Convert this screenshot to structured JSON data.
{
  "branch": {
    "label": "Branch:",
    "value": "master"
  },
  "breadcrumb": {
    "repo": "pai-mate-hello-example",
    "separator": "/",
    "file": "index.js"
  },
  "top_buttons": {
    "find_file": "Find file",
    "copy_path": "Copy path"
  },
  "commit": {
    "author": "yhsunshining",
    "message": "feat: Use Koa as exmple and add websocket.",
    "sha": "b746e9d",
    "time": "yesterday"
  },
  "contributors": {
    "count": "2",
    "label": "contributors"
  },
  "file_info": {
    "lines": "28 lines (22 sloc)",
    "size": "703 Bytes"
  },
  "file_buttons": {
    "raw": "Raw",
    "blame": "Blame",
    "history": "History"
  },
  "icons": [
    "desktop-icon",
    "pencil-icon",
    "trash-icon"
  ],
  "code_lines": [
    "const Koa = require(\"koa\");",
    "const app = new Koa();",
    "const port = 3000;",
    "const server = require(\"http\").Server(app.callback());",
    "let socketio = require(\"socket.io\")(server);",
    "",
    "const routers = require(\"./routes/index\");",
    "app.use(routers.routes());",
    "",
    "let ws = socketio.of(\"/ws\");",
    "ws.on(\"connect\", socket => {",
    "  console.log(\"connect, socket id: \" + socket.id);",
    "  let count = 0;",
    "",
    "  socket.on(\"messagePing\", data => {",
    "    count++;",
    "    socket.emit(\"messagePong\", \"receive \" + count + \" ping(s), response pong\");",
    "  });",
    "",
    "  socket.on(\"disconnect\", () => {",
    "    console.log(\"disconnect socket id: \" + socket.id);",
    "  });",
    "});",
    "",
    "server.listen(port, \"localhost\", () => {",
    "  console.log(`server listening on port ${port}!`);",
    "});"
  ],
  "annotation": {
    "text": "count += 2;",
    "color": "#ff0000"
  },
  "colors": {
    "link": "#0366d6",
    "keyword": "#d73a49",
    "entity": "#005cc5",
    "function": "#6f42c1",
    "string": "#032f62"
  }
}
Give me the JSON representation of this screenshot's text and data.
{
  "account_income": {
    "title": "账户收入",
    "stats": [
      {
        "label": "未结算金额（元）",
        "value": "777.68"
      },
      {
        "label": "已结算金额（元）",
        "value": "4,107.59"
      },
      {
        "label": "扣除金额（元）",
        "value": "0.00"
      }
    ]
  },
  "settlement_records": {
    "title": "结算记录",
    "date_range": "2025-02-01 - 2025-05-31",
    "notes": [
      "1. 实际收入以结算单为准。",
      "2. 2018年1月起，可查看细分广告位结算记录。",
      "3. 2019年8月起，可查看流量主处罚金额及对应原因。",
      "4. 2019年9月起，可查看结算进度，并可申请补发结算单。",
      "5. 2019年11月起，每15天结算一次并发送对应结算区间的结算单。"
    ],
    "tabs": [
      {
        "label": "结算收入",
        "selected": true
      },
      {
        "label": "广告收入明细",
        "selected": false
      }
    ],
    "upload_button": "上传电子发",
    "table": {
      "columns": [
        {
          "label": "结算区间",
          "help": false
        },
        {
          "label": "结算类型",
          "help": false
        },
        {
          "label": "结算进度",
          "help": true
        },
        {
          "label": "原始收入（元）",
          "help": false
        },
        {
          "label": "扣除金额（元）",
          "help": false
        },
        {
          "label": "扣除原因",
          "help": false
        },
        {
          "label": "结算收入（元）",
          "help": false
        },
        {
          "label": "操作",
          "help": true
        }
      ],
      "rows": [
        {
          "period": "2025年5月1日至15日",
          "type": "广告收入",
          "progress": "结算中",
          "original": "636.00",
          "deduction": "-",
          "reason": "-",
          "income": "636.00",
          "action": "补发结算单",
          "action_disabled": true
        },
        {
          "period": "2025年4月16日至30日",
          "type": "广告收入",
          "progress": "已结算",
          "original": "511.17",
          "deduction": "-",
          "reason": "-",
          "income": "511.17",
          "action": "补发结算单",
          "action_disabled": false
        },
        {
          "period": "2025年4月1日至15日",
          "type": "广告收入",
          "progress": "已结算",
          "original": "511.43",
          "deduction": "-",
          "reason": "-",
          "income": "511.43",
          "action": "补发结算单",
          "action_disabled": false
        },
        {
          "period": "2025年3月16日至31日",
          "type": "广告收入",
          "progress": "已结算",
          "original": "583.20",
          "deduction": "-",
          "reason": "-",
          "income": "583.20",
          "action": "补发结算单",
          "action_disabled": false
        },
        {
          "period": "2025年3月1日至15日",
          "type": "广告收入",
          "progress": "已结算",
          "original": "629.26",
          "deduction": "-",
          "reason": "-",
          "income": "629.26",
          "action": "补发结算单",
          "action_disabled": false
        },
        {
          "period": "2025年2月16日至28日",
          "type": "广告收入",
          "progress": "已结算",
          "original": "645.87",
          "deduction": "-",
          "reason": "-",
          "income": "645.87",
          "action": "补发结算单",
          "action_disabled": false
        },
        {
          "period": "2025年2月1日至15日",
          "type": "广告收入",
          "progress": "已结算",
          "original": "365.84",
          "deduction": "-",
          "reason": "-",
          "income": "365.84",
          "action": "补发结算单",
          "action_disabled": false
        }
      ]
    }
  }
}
━━━━━━━━━━━━━━━━━━━━━━━━━━━━━━
» **Objective**
Repeat the records exactly, including every line.

» **Solved exercise**
Convert this screenshot to structured JSON data.
{
  "branch": {
    "label": "Branch:",
    "value": "master"
  },
  "breadcrumb": {
    "repo": "pai-mate-hello-example",
    "separator": "/",
    "file": "index.js"
  },
  "top_buttons": {
    "find_file": "Find file",
    "copy_path": "Copy path"
  },
  "commit": {
    "author": "yhsunshining",
    "message": "feat: Use Koa as exmple and add websocket.",
    "sha": "b746e9d",
    "time": "yesterday"
  },
  "contributors": {
    "count": "2",
    "label": "contributors"
  },
  "file_info": {
    "lines": "28 lines (22 sloc)",
    "size": "703 Bytes"
  },
  "file_buttons": {
    "raw": "Raw",
    "blame": "Blame",
    "history": "History"
  },
  "icons": [
    "desktop-icon",
    "pencil-icon",
    "trash-icon"
  ],
  "code_lines": [
    "const Koa = require(\"koa\");",
    "const app = new Koa();",
    "const port = 3000;",
    "const server = require(\"http\").Server(app.callback());",
    "let socketio = require(\"socket.io\")(server);",
    "",
    "const routers = require(\"./routes/index\");",
    "app.use(routers.routes());",
    "",
    "let ws = socketio.of(\"/ws\");",
    "ws.on(\"connect\", socket => {",
    "  console.log(\"connect, socket id: \" + socket.id);",
    "  let count = 0;",
    "",
    "  socket.on(\"messagePing\", data => {",
    "    count++;",
    "    socket.emit(\"messagePong\", \"receive \" + count + \" ping(s), response pong\");",
    "  });",
    "",
    "  socket.on(\"disconnect\", () => {",
    "    console.log(\"disconnect socket id: \" + socket.id);",
    "  });",
    "});",
    "",
    "server.listen(port, \"localhost\", () => {",
    "  console.log(`server listening on port ${port}!`);",
    "});"
  ],
  "annotation": {
    "text": "count += 2;",
    "color": "#ff0000"
  },
  "colors": {
    "link": "#0366d6",
    "keyword": "#d73a49",
    "entity": "#005cc5",
    "function": "#6f42c1",
    "string": "#032f62"
  }
}
Give me the JSON representation of this screenshot's text and data.
{
  "account_income": {
    "title": "账户收入",
    "stats": [
      {
        "label": "未结算金额（元）",
        "value": "777.68"
      },
      {
        "label": "已结算金额（元）",
        "value": "4,107.59"
      },
      {
        "label": "扣除金额（元）",
        "value": "0.00"
      }
    ]
  },
  "settlement_records": {
    "title": "结算记录",
    "date_range": "2025-02-01 - 2025-05-31",
    "notes": [
      "1. 实际收入以结算单为准。",
      "2. 2018年1月起，可查看细分广告位结算记录。",
      "3. 2019年8月起，可查看流量主处罚金额及对应原因。",
      "4. 2019年9月起，可查看结算进度，并可申请补发结算单。",
      "5. 2019年11月起，每15天结算一次并发送对应结算区间的结算单。"
    ],
    "tabs": [
      {
        "label": "结算收入",
        "selected": true
      },
      {
        "label": "广告收入明细",
        "selected": false
      }
    ],
    "upload_button": "上传电子发",
    "table": {
      "columns": [
        {
          "label": "结算区间",
          "help": false
        },
        {
          "label": "结算类型",
          "help": false
        },
        {
          "label": "结算进度",
          "help": true
        },
        {
          "label": "原始收入（元）",
          "help": false
        },
        {
          "label": "扣除金额（元）",
          "help": false
        },
        {
          "label": "扣除原因",
          "help": false
        },
        {
          "label": "结算收入（元）",
          "help": false
        },
        {
          "label": "操作",
          "help": true
        }
      ],
      "rows": [
        {
          "period": "2025年5月1日至15日",
          "type": "广告收入",
          "progress": "结算中",
          "original": "636.00",
          "deduction": "-",
          "reason": "-",
          "income": "636.00",
          "action": "补发结算单",
          "action_disabled": true
        },
        {
          "period": "2025年4月16日至30日",
          "type": "广告收入",
          "progress": "已结算",
          "original": "511.17",
          "deduction": "-",
          "reason": "-",
          "income": "511.17",
          "action": "补发结算单",
          "action_disabled": false
        },
        {
          "period": "2025年4月1日至15日",
          "type": "广告收入",
          "progress": "已结算",
          "original": "511.43",
          "deduction": "-",
          "reason": "-",
          "income": "511.43",
          "action": "补发结算单",
          "action_disabled": false
        },
        {
          "period": "2025年3月16日至31日",
          "type": "广告收入",
          "progress": "已结算",
          "original": "583.20",
          "deduction": "-",
          "reason": "-",
          "income": "583.20",
          "action": "补发结算单",
          "action_disabled": false
        },
        {
          "period": "2025年3月1日至15日",
          "type": "广告收入",
          "progress": "已结算",
          "original": "629.26",
          "deduction": "-",
          "reason": "-",
          "income": "629.26",
          "action": "补发结算单",
          "action_disabled": false
        },
        {
          "period": "2025年2月16日至28日",
          "type": "广告收入",
          "progress": "已结算",
          "original": "645.87",
          "deduction": "-",
          "reason": "-",
          "income": "645.87",
          "action": "补发结算单",
          "action_disabled": false
        },
        {
          "period": "2025年2月1日至15日",
          "type": "广告收入",
          "progress": "已结算",
          "original": "365.84",
          "deduction": "-",
          "reason": "-",
          "income": "365.84",
          "action": "补发结算单",
          "action_disabled": false
        }
      ]
    }
  }
}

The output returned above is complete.